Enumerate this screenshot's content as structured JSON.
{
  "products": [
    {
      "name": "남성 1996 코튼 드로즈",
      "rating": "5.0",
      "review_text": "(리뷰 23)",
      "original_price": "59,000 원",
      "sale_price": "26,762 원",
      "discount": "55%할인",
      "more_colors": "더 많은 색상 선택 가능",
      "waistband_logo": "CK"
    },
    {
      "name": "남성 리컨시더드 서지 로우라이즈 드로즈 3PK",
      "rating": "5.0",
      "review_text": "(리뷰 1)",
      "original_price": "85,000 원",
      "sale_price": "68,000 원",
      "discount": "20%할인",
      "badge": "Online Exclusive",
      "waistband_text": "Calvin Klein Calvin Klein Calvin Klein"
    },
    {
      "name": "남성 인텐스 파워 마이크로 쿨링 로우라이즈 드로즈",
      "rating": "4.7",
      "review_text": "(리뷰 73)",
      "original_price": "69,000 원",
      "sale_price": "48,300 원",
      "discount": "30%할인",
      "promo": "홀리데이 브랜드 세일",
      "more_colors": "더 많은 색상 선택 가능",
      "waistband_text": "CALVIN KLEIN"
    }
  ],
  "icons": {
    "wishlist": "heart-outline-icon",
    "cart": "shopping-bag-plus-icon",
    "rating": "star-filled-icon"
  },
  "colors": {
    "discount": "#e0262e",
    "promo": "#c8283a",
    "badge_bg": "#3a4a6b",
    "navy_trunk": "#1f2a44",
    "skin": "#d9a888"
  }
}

******************************

* [SHORT TASK] Nothing should be left out: return all of the records exactly.

* [REPLY TO THE TASK]
Enumerate this screenshot's content as structured JSON.
{
  "products": [
    {
      "name": "남성 1996 코튼 드로즈",
      "rating": "5.0",
      "review_text": "(리뷰 23)",
      "original_price": "59,000 원",
      "sale_price": "26,762 원",
      "discount": "55%할인",
      "more_colors": "더 많은 색상 선택 가능",
      "waistband_logo": "CK"
    },
    {
      "name": "남성 리컨시더드 서지 로우라이즈 드로즈 3PK",
      "rating": "5.0",
      "review_text": "(리뷰 1)",
      "original_price": "85,000 원",
      "sale_price": "68,000 원",
      "discount": "20%할인",
      "badge": "Online Exclusive",
      "waistband_text": "Calvin Klein Calvin Klein Calvin Klein"
    },
    {
      "name": "남성 인텐스 파워 마이크로 쿨링 로우라이즈 드로즈",
      "rating": "4.7",
      "review_text": "(리뷰 73)",
      "original_price": "69,000 원",
      "sale_price": "48,300 원",
      "discount": "30%할인",
      "promo": "홀리데이 브랜드 세일",
      "more_colors": "더 많은 색상 선택 가능",
      "waistband_text": "CALVIN KLEIN"
    }
  ],
  "icons": {
    "wishlist": "heart-outline-icon",
    "cart": "shopping-bag-plus-icon",
    "rating": "star-filled-icon"
  },
  "colors": {
    "discount": "#e0262e",
    "promo": "#c8283a",
    "badge_bg": "#3a4a6b",
    "navy_trunk": "#1f2a44",
    "skin": "#d9a888"
  }
}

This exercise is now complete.